■ Task objective
List, from the lines below, each one with "http" in it.

[Data excerpts]
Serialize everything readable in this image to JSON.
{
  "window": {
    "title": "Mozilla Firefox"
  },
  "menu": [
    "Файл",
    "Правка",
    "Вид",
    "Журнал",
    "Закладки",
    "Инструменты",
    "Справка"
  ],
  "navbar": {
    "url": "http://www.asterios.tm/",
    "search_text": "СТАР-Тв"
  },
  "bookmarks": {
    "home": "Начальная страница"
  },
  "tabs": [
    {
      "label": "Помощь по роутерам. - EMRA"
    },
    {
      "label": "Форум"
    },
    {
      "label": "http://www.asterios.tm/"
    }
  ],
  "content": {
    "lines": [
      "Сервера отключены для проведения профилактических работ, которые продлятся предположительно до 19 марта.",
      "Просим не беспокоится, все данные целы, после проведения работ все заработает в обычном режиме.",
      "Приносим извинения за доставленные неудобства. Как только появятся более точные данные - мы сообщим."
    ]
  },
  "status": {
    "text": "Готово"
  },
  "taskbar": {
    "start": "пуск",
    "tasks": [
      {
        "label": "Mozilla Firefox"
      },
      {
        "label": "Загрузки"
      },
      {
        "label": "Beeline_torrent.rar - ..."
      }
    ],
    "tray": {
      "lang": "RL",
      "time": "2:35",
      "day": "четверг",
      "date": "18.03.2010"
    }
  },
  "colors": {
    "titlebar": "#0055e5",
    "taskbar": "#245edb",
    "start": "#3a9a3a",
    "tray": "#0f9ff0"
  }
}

■ Answer
    "url": "http://www.asterios.tm/",
      "label": "http://www.asterios.tm/"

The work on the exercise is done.